Available data.
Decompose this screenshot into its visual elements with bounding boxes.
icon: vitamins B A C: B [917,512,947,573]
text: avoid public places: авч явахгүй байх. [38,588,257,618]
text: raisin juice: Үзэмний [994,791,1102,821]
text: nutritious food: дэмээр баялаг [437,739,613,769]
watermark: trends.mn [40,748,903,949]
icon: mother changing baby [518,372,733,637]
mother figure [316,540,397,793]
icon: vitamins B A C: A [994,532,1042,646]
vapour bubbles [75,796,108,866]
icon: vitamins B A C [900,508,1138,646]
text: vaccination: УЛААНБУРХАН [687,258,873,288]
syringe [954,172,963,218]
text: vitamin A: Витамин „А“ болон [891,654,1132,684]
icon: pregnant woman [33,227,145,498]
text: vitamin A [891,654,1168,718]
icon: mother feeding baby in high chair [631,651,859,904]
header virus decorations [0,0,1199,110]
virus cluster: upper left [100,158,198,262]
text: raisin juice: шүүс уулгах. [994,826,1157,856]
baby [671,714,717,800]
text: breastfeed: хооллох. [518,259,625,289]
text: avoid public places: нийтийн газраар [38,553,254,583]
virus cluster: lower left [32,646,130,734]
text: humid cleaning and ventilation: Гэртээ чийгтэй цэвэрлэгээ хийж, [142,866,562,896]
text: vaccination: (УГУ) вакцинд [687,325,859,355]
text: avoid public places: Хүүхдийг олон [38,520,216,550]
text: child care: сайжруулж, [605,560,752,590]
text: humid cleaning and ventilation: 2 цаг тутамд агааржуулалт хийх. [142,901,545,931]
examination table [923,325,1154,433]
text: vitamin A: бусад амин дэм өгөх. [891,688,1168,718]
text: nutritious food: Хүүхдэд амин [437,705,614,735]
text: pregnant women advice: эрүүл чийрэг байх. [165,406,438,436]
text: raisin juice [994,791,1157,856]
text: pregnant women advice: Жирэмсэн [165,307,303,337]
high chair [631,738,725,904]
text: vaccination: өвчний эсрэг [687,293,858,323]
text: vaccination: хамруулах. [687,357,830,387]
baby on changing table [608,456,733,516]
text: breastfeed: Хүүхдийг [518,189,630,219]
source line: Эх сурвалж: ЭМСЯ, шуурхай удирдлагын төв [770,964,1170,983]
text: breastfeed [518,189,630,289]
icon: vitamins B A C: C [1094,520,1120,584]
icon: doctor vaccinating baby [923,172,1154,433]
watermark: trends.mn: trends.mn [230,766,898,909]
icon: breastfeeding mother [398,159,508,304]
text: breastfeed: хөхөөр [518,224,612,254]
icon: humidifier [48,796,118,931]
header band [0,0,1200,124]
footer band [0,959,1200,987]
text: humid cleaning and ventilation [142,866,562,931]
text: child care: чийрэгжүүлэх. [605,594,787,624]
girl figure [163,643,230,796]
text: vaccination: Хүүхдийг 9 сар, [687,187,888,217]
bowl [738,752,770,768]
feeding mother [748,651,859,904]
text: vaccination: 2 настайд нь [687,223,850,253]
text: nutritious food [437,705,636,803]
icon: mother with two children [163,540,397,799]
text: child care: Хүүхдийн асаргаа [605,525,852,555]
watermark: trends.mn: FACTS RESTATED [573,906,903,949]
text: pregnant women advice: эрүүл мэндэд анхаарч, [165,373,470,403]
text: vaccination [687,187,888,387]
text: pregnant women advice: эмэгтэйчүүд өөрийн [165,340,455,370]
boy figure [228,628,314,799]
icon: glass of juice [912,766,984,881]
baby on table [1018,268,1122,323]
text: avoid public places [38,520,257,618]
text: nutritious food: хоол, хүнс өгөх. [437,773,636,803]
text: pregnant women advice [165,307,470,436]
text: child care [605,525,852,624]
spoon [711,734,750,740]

Task brief.
Say the number of lines above that include "байх", and only that.

Answer.
2